* [What the exercise asks]: Swap every "tide-point" for "tide-marker" in the entries, beginning at the line that has "For every button, label, input, icon, or" and stopping after the line that has "tide-m-label: 0.44 m", and give back only those lines with nothing else changed. Leave the pictures out.

* [Data shown]:
- - - -

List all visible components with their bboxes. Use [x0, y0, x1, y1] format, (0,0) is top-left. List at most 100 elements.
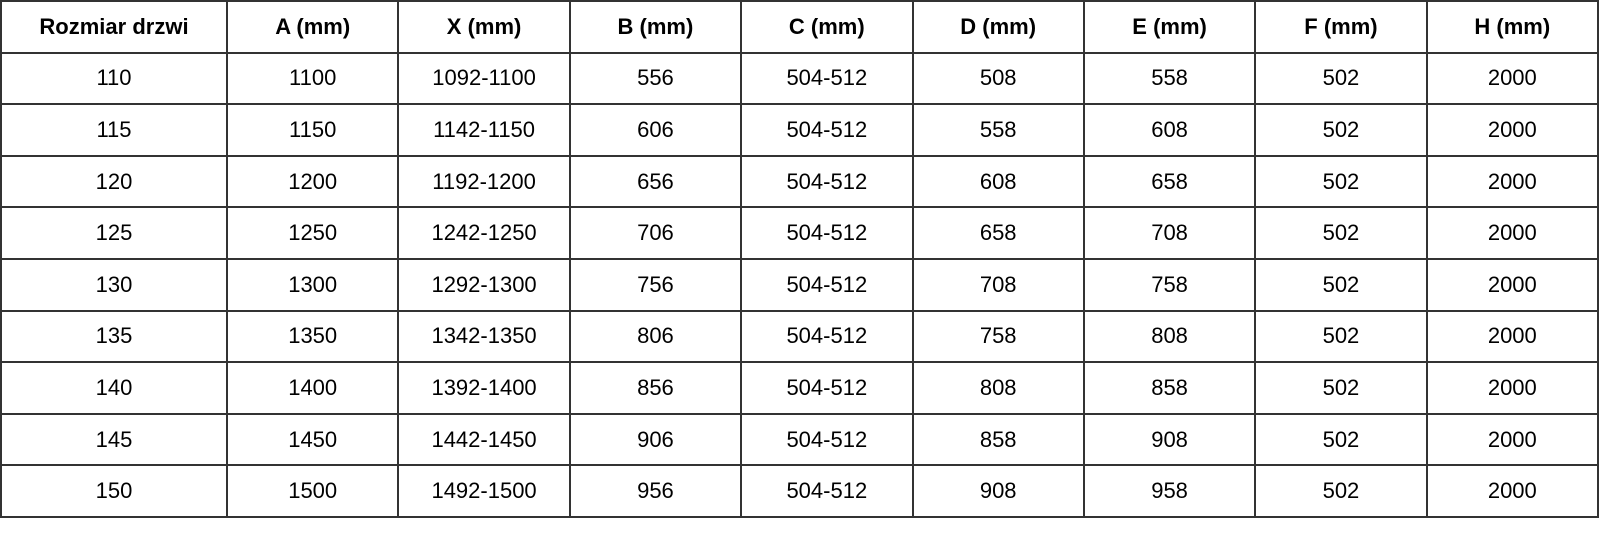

- - - -

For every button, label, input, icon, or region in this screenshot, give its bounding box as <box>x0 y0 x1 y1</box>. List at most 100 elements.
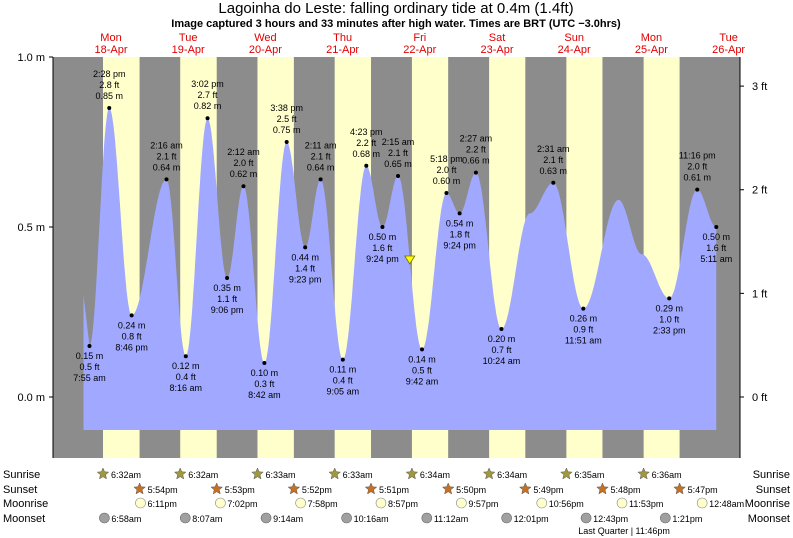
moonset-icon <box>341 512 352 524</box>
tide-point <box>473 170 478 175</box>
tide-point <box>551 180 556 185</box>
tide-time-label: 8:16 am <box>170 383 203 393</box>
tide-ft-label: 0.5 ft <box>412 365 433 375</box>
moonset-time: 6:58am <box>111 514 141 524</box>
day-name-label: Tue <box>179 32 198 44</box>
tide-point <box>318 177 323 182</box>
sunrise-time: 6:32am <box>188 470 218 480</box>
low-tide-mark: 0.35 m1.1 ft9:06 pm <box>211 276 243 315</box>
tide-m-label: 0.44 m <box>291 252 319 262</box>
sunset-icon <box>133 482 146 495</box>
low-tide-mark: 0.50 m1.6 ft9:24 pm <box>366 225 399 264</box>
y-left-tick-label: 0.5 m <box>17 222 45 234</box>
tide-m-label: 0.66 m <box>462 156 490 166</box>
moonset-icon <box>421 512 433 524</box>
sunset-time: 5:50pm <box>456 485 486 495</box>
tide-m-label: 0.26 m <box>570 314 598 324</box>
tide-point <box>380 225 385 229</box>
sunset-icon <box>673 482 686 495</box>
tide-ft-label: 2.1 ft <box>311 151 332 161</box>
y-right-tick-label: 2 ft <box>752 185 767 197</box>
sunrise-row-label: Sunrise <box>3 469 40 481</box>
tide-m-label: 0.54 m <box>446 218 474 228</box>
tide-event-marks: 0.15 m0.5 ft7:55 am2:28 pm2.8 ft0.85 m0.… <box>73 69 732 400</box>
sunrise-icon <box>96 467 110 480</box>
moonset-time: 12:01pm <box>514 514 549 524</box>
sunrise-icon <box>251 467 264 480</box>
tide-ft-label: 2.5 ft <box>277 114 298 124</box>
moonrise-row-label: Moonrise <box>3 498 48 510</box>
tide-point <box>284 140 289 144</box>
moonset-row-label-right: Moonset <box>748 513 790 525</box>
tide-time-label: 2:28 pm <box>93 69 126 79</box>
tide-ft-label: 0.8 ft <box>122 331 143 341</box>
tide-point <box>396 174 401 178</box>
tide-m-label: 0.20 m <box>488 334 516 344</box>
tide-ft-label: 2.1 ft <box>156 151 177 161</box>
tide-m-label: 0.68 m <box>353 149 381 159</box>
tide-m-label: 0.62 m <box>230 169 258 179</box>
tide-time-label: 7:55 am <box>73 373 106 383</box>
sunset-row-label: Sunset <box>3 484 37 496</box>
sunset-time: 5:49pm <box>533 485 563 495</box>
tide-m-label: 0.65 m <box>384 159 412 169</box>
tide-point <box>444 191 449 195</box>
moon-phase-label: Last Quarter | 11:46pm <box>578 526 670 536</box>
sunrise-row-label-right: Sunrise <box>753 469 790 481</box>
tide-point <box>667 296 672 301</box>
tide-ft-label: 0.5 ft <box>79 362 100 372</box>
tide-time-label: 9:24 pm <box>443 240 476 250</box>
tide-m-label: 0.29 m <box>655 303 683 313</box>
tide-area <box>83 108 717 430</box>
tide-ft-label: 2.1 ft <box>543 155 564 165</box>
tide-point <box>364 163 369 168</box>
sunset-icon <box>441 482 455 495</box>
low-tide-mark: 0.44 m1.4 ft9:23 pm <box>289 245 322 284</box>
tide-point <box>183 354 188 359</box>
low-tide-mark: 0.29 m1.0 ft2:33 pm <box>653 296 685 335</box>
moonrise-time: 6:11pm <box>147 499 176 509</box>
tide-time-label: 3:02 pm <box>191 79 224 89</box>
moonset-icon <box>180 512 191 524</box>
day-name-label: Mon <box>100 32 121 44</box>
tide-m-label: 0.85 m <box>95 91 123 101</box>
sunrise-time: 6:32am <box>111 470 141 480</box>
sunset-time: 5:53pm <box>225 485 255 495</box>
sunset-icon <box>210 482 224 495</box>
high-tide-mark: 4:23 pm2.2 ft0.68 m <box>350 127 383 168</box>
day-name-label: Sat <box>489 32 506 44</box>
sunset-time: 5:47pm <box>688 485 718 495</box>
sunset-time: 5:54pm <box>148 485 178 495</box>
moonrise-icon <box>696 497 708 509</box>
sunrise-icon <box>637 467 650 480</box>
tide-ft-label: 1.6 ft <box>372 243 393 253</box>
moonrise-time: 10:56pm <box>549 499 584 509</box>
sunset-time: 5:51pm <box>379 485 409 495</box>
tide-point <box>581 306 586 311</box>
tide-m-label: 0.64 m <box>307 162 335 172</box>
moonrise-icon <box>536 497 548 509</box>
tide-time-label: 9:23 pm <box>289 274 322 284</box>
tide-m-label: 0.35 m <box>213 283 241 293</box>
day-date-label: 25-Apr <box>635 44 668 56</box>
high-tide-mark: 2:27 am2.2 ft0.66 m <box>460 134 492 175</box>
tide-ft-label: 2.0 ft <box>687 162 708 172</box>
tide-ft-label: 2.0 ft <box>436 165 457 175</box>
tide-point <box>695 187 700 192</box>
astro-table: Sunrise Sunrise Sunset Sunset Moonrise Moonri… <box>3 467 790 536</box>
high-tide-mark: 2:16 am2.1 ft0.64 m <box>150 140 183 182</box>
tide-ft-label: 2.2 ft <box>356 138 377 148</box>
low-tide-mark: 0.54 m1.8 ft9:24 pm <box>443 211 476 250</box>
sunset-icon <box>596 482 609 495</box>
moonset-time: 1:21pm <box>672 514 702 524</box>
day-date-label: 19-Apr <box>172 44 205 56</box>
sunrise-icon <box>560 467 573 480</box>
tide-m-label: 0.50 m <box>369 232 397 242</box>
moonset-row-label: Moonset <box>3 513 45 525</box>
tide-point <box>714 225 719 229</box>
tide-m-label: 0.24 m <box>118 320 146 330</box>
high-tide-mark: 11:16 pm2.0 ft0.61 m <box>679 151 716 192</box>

- - - -

* [Result]:
For every button, label, input, icon, or region in this screenshot, give its bounding box as <box>x0 y0 x1 y1</box>. List at most 100 elements.
moonset-icon <box>341 512 352 524</box>
tide-marker <box>473 170 478 175</box>
tide-marker <box>551 180 556 185</box>
tide-time-label: 8:16 am <box>170 383 203 393</box>
tide-ft-label: 0.5 ft <box>412 365 433 375</box>
moonset-time: 6:58am <box>111 514 141 524</box>
day-name-label: Tue <box>179 32 198 44</box>
tide-marker <box>318 177 323 182</box>
sunrise-time: 6:32am <box>188 470 218 480</box>
low-tide-mark: 0.35 m1.1 ft9:06 pm <box>211 276 243 315</box>
tide-m-label: 0.44 m <box>291 252 319 262</box>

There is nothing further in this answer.